• REQUIREMENT:
Check each line of the material below, and copy it if it holds the string "this".

---------- DATASET ROWS ----------

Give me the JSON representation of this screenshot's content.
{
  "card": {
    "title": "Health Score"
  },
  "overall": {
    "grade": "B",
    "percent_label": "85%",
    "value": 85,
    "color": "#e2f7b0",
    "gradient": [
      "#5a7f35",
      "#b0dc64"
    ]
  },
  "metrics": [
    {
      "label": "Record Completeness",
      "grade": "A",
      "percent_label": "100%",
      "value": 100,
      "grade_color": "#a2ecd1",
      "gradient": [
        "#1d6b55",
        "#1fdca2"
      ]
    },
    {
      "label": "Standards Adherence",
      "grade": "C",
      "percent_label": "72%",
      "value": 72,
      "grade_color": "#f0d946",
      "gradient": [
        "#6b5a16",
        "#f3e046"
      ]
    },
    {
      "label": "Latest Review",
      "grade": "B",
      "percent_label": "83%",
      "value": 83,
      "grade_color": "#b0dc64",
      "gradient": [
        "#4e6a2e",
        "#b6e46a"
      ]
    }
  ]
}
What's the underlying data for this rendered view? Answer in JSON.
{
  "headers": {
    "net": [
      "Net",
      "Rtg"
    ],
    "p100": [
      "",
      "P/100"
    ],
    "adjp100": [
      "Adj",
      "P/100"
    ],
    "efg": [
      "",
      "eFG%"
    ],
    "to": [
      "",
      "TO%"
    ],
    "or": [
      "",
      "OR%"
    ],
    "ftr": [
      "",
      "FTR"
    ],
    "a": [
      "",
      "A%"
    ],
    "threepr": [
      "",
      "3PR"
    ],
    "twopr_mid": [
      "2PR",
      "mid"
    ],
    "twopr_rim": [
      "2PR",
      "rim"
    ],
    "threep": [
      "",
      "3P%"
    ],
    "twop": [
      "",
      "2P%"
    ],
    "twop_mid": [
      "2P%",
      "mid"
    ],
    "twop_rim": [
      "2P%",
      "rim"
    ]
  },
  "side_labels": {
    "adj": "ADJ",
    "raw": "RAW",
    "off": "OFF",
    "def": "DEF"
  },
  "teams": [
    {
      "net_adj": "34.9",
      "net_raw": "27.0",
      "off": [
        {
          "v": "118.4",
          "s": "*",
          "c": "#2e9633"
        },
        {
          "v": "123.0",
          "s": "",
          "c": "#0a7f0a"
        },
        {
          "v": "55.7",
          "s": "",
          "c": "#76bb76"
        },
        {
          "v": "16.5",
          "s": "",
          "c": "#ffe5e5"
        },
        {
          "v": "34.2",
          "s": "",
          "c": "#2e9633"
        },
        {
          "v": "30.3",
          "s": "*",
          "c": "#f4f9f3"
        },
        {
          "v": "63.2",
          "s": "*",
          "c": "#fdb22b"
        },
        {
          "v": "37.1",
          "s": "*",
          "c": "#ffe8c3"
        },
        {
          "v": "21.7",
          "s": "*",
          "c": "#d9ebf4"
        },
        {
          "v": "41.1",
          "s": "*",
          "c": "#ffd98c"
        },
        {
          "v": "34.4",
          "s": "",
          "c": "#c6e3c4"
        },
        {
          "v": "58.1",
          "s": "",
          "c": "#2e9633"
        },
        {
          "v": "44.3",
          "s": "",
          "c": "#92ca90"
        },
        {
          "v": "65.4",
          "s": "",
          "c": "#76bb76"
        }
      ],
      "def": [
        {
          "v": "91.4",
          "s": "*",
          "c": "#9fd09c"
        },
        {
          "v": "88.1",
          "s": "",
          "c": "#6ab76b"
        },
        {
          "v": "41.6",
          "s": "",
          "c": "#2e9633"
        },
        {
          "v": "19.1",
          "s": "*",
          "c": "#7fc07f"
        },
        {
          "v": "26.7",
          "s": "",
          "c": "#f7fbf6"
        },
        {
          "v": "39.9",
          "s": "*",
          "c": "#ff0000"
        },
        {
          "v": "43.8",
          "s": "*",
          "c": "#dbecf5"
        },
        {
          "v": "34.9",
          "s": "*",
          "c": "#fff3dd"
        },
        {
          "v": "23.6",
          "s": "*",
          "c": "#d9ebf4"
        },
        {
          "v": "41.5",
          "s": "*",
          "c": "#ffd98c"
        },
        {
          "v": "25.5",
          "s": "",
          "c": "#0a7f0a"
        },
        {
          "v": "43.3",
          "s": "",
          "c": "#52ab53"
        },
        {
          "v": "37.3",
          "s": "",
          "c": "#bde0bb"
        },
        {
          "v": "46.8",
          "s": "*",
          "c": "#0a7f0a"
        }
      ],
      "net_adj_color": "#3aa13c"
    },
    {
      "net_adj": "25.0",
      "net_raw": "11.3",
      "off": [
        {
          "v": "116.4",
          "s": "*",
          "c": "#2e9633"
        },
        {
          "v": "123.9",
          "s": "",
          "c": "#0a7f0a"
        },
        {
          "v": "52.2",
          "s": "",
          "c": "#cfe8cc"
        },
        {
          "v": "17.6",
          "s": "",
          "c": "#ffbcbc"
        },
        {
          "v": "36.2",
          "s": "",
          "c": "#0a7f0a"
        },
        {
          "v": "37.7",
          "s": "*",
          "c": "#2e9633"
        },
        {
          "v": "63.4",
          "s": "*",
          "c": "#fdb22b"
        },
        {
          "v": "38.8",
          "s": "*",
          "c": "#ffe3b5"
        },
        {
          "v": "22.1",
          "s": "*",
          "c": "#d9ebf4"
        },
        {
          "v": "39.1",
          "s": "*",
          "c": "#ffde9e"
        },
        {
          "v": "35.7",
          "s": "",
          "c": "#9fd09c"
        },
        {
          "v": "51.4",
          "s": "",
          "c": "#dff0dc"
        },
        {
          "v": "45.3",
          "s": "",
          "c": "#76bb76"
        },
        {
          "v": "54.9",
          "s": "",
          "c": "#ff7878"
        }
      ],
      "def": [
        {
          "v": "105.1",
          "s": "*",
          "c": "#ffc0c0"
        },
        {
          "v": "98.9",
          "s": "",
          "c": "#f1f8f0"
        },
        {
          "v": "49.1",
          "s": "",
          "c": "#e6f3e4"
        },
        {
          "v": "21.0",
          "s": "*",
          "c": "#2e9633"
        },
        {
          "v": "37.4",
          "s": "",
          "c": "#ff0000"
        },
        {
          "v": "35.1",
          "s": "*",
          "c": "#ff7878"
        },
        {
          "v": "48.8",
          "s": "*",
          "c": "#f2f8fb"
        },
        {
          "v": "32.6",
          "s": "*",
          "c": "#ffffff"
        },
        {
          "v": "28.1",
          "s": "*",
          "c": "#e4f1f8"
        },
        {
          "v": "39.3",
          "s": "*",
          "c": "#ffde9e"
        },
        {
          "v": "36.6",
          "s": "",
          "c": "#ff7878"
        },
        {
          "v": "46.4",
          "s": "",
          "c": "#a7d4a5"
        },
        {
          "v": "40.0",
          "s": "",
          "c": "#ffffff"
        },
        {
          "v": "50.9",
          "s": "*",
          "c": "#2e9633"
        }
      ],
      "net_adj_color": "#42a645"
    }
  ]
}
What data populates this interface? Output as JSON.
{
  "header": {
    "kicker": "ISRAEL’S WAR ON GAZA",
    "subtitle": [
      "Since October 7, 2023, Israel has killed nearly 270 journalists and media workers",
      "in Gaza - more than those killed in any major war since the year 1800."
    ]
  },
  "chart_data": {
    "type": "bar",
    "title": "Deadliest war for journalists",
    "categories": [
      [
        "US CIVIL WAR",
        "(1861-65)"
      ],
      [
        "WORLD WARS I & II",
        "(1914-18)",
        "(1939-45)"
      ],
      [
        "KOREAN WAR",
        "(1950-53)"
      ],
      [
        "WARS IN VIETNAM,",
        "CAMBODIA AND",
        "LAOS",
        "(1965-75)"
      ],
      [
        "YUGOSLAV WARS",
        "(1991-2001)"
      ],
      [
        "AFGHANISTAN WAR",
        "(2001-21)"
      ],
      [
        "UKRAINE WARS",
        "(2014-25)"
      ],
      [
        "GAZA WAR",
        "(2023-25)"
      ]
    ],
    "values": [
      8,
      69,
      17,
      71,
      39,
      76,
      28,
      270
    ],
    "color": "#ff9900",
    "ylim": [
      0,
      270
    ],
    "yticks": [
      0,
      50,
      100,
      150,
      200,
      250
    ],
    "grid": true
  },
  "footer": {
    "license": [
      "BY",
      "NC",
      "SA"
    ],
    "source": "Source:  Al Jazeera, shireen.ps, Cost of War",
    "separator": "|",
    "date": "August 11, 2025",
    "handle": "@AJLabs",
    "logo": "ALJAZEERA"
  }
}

----------

• WRITTEN RESPONSE:
Give me the JSON representation of this screenshot's content.
What's the underlying data for this rendered view? Answer in JSON.
What data populates this interface? Output as JSON.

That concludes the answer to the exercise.